--- START Records for the task ---

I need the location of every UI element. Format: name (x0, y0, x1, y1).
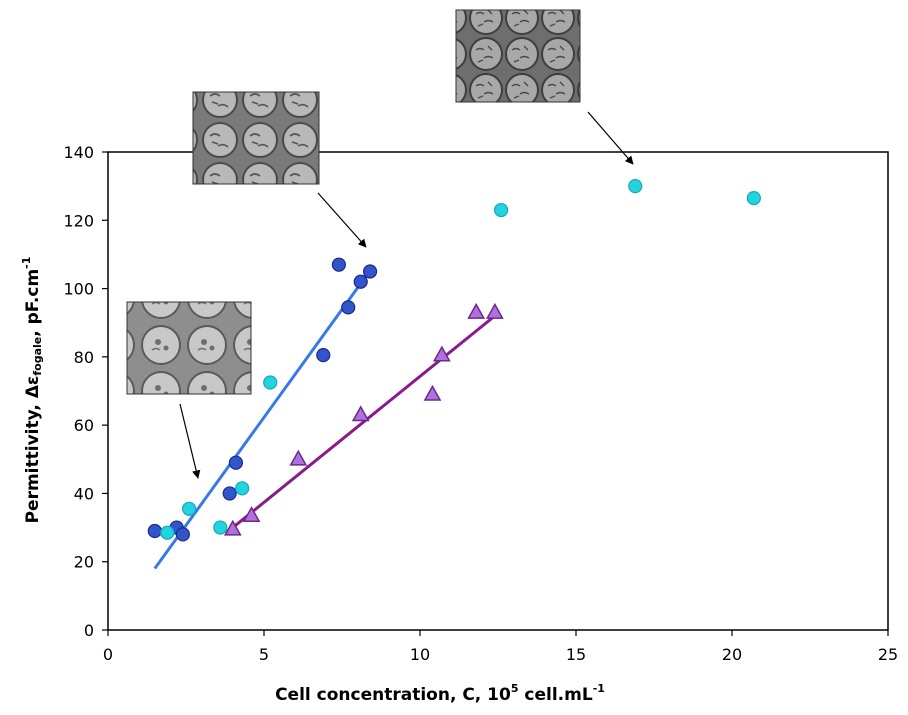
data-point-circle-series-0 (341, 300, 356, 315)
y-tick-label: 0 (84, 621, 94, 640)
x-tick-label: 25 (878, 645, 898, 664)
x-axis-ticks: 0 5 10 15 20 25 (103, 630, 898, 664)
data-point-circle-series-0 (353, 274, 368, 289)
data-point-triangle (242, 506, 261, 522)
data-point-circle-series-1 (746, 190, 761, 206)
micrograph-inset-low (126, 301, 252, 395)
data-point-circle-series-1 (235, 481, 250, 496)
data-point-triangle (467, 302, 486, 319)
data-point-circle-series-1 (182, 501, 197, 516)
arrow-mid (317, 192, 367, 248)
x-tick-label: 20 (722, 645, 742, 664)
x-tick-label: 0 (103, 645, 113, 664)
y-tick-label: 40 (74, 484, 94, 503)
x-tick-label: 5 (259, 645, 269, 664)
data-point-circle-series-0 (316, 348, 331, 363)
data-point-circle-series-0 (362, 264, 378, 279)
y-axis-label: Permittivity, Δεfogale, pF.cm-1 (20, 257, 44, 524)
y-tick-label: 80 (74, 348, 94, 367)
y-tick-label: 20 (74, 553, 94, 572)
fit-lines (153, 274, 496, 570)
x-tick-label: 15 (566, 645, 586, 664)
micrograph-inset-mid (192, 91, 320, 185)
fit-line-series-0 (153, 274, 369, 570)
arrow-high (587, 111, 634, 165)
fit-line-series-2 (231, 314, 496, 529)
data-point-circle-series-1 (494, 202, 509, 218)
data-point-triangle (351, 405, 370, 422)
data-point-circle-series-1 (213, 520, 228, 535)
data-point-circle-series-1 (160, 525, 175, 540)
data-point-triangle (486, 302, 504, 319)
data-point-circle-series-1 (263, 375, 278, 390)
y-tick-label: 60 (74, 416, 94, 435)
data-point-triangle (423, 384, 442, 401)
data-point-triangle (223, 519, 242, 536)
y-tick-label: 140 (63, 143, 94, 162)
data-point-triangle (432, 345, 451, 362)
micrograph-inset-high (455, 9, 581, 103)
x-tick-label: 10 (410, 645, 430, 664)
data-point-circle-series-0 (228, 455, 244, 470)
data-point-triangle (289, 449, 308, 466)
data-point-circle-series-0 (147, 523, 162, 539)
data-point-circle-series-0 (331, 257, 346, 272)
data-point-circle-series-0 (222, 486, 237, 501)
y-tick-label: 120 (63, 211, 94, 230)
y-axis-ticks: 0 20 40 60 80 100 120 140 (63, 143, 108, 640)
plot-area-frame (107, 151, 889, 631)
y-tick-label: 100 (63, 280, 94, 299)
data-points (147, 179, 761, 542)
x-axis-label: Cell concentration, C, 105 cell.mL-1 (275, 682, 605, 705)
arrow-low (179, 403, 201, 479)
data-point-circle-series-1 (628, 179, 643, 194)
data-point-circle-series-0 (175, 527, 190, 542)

--- END Records for the task ---
--- START Records for the task ---

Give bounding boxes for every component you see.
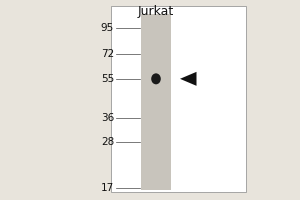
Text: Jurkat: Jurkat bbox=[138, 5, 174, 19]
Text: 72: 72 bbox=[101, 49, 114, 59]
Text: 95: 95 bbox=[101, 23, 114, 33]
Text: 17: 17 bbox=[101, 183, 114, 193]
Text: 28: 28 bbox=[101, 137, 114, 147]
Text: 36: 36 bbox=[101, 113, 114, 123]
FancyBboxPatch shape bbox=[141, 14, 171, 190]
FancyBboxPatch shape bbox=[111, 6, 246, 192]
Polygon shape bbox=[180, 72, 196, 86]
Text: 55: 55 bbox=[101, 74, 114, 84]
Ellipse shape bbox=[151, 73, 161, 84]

--- END Records for the task ---
--- START Records for the task ---

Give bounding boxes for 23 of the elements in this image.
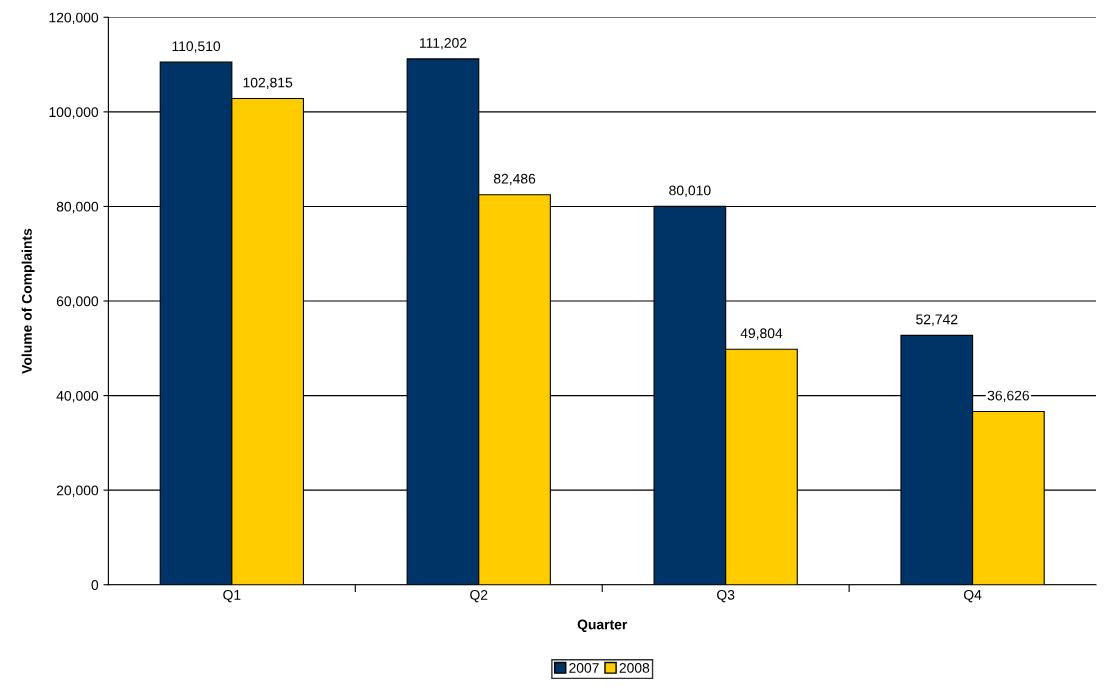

--- END Records for the task ---

The problem: Reproduce the part that opens with the line containing "I need the location" and closes with the line containing "x-tick-label: 10 (410, 645, 430, 664)", replacing "arrow-mid" with "arrow-middle" and keeping all else unchanged. Leave the pictures out of the answer.

Solution to the exercise:
I need the location of every UI element. Format: name (x0, y0, x1, y1).
data-point-circle-series-0 (341, 300, 356, 315)
y-tick-label: 0 (84, 621, 94, 640)
x-tick-label: 25 (878, 645, 898, 664)
x-axis-ticks: 0 5 10 15 20 25 (103, 630, 898, 664)
data-point-circle-series-0 (353, 274, 368, 289)
data-point-triangle (242, 506, 261, 522)
data-point-circle-series-1 (746, 190, 761, 206)
micrograph-inset-low (126, 301, 252, 395)
data-point-circle-series-1 (235, 481, 250, 496)
data-point-triangle (467, 302, 486, 319)
data-point-circle-series-1 (182, 501, 197, 516)
arrow-middle (317, 192, 367, 248)
x-tick-label: 20 (722, 645, 742, 664)
x-tick-label: 0 (103, 645, 113, 664)
y-tick-label: 40 (74, 484, 94, 503)
x-tick-label: 5 (259, 645, 269, 664)
data-point-circle-series-0 (316, 348, 331, 363)
data-point-circle-series-0 (362, 264, 378, 279)
y-axis-label: Permittivity, Δεfogale, pF.cm-1 (20, 257, 44, 524)
y-tick-label: 80 (74, 348, 94, 367)
y-tick-label: 20 (74, 553, 94, 572)
fit-lines (153, 274, 496, 570)
x-tick-label: 15 (566, 645, 586, 664)
micrograph-inset-mid (192, 91, 320, 185)
fit-line-series-0 (153, 274, 369, 570)
arrow-high (587, 111, 634, 165)
fit-line-series-2 (231, 314, 496, 529)
data-point-circle-series-1 (494, 202, 509, 218)
data-point-triangle (351, 405, 370, 422)
data-point-circle-series-1 (213, 520, 228, 535)
data-point-circle-series-1 (160, 525, 175, 540)
data-point-triangle (486, 302, 504, 319)
data-point-circle-series-1 (263, 375, 278, 390)
y-tick-label: 60 (74, 416, 94, 435)
data-point-triangle (423, 384, 442, 401)
data-point-triangle (223, 519, 242, 536)
y-tick-label: 140 (63, 143, 94, 162)
data-point-triangle (432, 345, 451, 362)
micrograph-inset-high (455, 9, 581, 103)
x-tick-label: 10 (410, 645, 430, 664)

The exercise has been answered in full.